Stored items:
--*--
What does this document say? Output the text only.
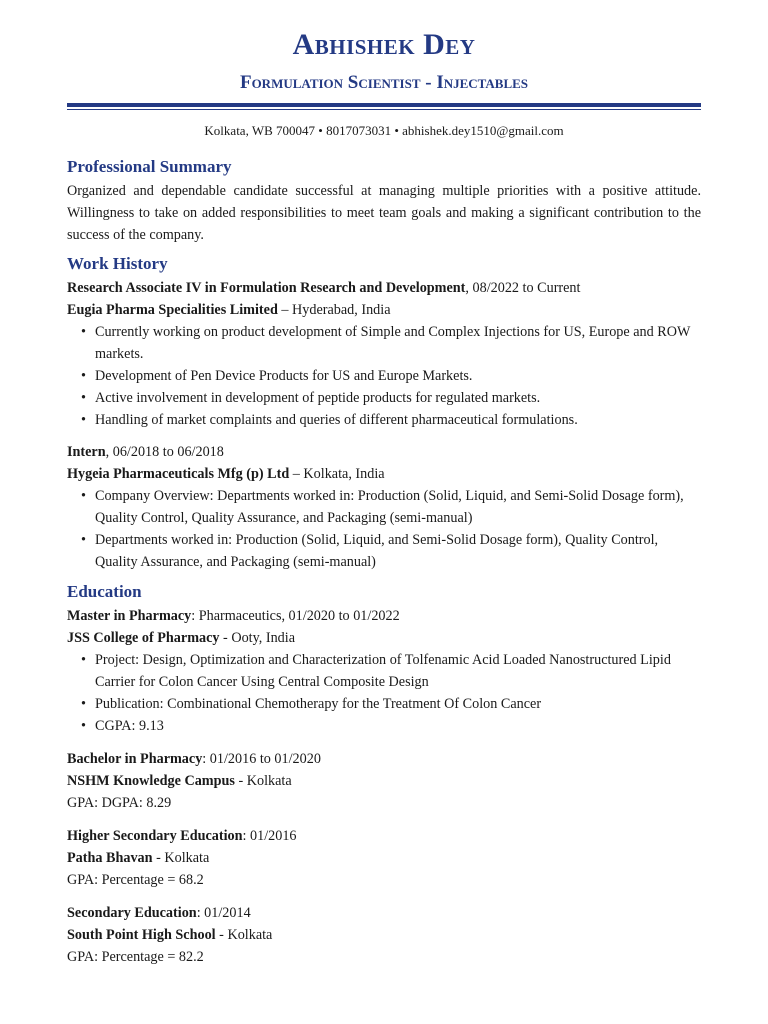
Abhishek Dey
Formulation Scientist - Injectables
Kolkata, WB 700047 • 8017073031 • abhishek.dey1510@gmail.com
Professional Summary

Organized and dependable candidate successful at managing multiple priorities with a positive attitude. Willingness to take on added responsibilities to meet team goals and making a significant contribution to the success of the company.

Work History
Research Associate IV in Formulation Research and Development, 08/2022 to Current
Eugia Pharma Specialities Limited – Hyderabad, India
• Currently working on product development of Simple and Complex Injections for US, Europe and ROW markets.
• Development of Pen Device Products for US and Europe Markets.
• Active involvement in development of peptide products for regulated markets.
• Handling of market complaints and queries of different pharmaceutical formulations.
Intern, 06/2018 to 06/2018
Hygeia Pharmaceuticals Mfg (p) Ltd – Kolkata, India
• Company Overview: Departments worked in: Production (Solid, Liquid, and Semi-Solid Dosage form), Quality Control, Quality Assurance, and Packaging (semi-manual)
• Departments worked in: Production (Solid, Liquid, and Semi-Solid Dosage form), Quality Control, Quality Assurance, and Packaging (semi-manual)
Education
Master in Pharmacy: Pharmaceutics, 01/2020 to 01/2022
JSS College of Pharmacy - Ooty, India
• Project: Design, Optimization and Characterization of Tolfenamic Acid Loaded Nanostructured Lipid Carrier for Colon Cancer Using Central Composite Design
• Publication: Combinational Chemotherapy for the Treatment Of Colon Cancer
• CGPA: 9.13
Bachelor in Pharmacy: 01/2016 to 01/2020
NSHM Knowledge Campus - Kolkata
GPA: DGPA: 8.29
Higher Secondary Education: 01/2016
Patha Bhavan - Kolkata
GPA: Percentage = 68.2
Secondary Education: 01/2014
South Point High School - Kolkata
GPA: Percentage = 82.2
--*--
## WHAT YOU HAVE TO DO:
Can you restate all the records above word for word while dropping the pictures?

## ANSWER SECTION:
What does this document say? Output the text only.
Abhishek Dey
Formulation Scientist - Injectables
Kolkata, WB 700047 • 8017073031 • abhishek.dey1510@gmail.com
Professional Summary

Organized and dependable candidate successful at managing multiple priorities with a positive attitude. Willingness to take on added responsibilities to meet team goals and making a significant contribution to the success of the company.

Work History
Research Associate IV in Formulation Research and Development, 08/2022 to Current
Eugia Pharma Specialities Limited – Hyderabad, India
• Currently working on product development of Simple and Complex Injections for US, Europe and ROW markets.
• Development of Pen Device Products for US and Europe Markets.
• Active involvement in development of peptide products for regulated markets.
• Handling of market complaints and queries of different pharmaceutical formulations.
Intern, 06/2018 to 06/2018
Hygeia Pharmaceuticals Mfg (p) Ltd – Kolkata, India
• Company Overview: Departments worked in: Production (Solid, Liquid, and Semi-Solid Dosage form), Quality Control, Quality Assurance, and Packaging (semi-manual)
• Departments worked in: Production (Solid, Liquid, and Semi-Solid Dosage form), Quality Control, Quality Assurance, and Packaging (semi-manual)
Education
Master in Pharmacy: Pharmaceutics, 01/2020 to 01/2022
JSS College of Pharmacy - Ooty, India
• Project: Design, Optimization and Characterization of Tolfenamic Acid Loaded Nanostructured Lipid Carrier for Colon Cancer Using Central Composite Design
• Publication: Combinational Chemotherapy for the Treatment Of Colon Cancer
• CGPA: 9.13
Bachelor in Pharmacy: 01/2016 to 01/2020
NSHM Knowledge Campus - Kolkata
GPA: DGPA: 8.29
Higher Secondary Education: 01/2016
Patha Bhavan - Kolkata
GPA: Percentage = 68.2
Secondary Education: 01/2014
South Point High School - Kolkata
GPA: Percentage = 82.2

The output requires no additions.